[Problem to solve] Set out each line from the following listing that includes the word "arrow".

[Data for processing]
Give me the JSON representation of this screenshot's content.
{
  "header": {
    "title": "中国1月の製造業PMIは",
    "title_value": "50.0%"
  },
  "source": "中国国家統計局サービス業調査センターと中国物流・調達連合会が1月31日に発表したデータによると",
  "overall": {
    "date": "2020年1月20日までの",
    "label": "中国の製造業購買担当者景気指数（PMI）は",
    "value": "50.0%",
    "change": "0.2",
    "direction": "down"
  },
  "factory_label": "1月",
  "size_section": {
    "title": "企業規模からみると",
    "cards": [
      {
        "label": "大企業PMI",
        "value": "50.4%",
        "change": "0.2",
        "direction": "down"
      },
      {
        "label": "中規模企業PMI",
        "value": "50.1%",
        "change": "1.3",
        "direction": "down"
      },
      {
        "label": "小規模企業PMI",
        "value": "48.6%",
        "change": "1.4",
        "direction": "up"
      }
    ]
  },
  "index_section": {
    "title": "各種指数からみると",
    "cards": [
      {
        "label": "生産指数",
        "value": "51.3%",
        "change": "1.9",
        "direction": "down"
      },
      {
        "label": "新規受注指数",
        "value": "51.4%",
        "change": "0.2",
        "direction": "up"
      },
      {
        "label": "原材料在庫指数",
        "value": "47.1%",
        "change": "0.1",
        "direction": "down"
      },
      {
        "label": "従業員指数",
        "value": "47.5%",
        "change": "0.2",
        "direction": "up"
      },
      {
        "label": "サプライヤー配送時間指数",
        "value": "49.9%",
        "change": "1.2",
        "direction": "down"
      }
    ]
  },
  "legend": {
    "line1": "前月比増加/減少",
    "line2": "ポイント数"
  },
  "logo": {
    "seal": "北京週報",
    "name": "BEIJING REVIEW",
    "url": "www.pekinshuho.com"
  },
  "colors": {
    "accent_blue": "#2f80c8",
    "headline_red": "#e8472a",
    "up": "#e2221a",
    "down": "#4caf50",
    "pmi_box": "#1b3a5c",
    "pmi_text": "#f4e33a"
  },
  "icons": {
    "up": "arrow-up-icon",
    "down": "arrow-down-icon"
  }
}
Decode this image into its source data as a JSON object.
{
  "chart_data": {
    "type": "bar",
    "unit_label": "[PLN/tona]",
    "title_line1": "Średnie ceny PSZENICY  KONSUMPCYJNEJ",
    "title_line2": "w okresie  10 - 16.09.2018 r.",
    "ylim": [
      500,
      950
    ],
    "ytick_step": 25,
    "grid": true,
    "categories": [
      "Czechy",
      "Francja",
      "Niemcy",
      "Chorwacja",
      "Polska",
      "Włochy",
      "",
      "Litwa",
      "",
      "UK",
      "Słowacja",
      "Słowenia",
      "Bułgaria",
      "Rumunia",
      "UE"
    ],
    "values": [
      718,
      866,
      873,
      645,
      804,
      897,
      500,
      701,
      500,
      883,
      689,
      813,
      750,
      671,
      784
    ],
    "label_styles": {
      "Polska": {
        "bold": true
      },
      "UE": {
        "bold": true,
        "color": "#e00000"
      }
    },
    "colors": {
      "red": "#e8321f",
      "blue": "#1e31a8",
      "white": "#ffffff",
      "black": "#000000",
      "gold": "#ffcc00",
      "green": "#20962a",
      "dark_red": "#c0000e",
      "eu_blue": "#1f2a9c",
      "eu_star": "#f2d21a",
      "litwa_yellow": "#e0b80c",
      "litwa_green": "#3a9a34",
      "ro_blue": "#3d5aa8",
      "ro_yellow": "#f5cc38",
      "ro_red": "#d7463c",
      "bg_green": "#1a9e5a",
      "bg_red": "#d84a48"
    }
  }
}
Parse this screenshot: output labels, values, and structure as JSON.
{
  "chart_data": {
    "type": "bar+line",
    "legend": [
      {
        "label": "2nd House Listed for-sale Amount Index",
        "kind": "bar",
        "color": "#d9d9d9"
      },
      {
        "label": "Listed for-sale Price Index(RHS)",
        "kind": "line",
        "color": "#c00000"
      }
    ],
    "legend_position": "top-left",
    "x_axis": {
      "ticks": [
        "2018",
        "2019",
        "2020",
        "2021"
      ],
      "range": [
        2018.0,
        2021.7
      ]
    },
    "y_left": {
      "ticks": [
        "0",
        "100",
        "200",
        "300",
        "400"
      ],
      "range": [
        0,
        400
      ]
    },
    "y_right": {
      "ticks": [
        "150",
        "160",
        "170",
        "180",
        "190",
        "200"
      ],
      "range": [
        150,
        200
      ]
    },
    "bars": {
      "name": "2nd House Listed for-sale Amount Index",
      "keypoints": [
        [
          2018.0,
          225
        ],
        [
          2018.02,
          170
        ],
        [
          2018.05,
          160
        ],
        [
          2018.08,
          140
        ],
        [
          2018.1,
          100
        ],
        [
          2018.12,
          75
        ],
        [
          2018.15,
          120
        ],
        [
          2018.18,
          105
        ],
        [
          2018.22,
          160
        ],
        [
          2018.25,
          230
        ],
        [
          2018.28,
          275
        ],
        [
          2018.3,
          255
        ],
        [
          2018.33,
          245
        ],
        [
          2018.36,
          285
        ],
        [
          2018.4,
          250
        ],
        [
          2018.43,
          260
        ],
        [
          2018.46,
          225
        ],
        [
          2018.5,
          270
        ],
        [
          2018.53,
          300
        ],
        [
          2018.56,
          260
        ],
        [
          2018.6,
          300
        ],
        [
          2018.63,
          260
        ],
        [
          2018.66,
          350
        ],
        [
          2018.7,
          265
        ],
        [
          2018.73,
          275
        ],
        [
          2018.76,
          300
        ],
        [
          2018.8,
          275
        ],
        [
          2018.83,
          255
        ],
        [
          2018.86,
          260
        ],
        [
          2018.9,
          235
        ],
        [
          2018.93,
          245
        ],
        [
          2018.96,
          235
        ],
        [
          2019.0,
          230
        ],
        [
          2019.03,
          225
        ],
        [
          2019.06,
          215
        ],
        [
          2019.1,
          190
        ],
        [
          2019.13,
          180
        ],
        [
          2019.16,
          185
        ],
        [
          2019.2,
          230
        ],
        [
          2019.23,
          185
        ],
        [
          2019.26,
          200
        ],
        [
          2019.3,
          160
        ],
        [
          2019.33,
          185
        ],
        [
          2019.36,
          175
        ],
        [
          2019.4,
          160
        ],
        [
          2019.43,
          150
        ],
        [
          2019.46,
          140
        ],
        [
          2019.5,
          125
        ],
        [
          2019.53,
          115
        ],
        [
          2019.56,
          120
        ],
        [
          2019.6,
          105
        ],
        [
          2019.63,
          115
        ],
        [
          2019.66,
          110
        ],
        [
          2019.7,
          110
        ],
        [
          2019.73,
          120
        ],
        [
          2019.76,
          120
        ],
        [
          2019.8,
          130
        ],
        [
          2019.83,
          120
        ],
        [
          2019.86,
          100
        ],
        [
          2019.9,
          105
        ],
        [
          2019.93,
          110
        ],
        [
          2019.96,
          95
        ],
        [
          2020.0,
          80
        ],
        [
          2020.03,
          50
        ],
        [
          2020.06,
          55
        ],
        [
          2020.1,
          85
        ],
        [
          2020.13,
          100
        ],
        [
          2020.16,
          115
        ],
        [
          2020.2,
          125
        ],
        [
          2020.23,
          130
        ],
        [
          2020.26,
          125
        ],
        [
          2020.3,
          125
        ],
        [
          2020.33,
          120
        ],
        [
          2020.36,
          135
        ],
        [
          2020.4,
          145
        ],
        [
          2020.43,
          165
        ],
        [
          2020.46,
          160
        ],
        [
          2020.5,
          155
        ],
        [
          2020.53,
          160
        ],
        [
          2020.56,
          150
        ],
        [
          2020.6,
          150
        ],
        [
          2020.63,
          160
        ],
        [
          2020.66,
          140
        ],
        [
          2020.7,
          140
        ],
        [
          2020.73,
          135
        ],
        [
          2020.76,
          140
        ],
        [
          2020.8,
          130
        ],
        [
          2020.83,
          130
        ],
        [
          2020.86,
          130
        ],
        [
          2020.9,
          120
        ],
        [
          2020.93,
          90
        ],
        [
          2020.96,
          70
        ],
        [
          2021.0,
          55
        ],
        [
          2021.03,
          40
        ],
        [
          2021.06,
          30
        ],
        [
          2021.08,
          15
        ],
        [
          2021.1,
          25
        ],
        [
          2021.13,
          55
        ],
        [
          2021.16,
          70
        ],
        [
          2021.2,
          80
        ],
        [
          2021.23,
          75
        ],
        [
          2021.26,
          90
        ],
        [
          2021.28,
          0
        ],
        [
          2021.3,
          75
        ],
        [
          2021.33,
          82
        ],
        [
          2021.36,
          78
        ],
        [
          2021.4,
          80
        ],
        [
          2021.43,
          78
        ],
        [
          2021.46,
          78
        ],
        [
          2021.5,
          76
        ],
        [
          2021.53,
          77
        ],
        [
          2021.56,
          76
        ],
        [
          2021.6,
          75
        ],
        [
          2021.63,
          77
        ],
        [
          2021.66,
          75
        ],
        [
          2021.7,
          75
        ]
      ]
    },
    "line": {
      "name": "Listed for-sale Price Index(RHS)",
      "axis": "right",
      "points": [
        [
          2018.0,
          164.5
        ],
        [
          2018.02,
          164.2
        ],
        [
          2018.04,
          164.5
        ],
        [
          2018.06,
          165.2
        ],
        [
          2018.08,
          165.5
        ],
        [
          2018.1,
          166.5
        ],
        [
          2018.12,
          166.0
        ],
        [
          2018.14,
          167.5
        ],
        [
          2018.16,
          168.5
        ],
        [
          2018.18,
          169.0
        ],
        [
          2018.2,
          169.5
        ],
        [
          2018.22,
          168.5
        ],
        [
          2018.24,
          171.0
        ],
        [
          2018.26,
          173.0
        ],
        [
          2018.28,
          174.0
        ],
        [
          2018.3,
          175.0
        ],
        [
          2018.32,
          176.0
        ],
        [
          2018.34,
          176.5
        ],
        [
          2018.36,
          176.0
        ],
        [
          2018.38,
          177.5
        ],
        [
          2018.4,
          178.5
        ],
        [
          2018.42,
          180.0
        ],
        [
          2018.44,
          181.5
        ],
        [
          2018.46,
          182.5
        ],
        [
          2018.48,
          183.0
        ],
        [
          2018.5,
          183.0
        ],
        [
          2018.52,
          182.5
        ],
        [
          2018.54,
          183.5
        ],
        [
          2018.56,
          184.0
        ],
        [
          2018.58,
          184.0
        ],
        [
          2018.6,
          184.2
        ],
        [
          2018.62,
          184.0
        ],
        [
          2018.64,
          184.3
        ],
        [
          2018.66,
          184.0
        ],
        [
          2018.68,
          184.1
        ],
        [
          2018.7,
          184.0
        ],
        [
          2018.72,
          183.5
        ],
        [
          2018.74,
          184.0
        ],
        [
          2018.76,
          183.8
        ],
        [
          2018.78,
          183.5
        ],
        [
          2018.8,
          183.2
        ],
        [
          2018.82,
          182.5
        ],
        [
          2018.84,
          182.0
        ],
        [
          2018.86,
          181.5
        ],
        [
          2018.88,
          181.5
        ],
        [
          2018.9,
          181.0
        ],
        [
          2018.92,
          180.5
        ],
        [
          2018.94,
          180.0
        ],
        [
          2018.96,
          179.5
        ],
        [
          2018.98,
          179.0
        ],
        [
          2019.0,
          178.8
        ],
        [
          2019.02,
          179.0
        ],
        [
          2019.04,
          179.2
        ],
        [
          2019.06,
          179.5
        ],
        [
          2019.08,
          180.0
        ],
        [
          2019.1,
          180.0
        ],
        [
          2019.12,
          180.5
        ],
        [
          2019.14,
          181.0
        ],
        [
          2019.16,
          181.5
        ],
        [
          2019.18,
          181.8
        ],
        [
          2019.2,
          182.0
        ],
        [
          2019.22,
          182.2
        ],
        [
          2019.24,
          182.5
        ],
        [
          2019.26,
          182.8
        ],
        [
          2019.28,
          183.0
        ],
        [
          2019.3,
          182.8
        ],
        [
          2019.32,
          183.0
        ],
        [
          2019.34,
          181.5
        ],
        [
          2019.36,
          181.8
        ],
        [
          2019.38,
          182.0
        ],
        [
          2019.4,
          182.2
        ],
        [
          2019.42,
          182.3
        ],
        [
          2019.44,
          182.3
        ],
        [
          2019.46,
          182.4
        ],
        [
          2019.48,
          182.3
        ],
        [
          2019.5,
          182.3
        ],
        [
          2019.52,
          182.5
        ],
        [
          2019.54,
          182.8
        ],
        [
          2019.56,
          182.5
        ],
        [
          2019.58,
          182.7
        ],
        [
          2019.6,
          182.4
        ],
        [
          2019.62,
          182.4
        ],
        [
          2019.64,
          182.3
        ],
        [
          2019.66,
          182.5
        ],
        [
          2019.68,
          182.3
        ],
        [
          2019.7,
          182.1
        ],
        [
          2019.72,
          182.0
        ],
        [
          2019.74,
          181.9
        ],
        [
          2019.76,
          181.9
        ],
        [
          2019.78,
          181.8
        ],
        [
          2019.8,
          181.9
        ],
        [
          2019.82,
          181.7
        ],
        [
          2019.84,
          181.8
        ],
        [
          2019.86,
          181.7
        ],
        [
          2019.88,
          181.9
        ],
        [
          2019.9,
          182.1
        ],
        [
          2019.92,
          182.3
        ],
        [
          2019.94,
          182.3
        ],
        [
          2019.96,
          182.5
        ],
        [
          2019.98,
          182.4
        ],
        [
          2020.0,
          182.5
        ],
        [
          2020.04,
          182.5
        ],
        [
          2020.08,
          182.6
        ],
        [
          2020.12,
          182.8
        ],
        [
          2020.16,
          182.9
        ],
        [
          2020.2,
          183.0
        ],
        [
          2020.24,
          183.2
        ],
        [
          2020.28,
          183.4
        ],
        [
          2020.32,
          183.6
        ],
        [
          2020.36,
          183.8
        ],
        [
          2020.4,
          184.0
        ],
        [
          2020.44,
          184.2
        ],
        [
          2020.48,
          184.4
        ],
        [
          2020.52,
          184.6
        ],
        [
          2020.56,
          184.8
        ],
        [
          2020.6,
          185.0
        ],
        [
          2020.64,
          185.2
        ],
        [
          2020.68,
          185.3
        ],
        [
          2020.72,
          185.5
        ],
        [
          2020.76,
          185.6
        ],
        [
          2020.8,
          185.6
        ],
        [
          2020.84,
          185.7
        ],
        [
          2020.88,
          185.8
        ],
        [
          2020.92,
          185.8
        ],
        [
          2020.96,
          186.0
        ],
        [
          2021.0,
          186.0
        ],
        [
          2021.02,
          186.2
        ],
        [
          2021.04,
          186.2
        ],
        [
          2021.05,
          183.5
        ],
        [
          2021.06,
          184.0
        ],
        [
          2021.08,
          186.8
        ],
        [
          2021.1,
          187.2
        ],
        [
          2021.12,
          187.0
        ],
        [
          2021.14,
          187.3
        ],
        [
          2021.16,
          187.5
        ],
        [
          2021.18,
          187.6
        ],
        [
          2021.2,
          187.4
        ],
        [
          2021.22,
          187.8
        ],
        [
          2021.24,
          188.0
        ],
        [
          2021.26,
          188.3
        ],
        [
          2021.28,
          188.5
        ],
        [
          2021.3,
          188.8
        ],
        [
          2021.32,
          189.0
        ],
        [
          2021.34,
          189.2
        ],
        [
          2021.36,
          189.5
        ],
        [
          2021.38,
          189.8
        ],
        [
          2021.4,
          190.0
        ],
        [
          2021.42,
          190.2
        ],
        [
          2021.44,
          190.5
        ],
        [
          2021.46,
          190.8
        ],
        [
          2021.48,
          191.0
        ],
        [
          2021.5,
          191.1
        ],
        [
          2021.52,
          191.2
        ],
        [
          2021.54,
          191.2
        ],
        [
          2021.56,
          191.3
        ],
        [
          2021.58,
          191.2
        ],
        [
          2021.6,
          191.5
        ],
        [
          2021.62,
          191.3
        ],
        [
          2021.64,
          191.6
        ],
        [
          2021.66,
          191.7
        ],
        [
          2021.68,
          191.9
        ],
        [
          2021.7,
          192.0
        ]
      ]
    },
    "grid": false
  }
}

[Result of this task]
    "up": "arrow-up-icon",
    "down": "arrow-down-icon"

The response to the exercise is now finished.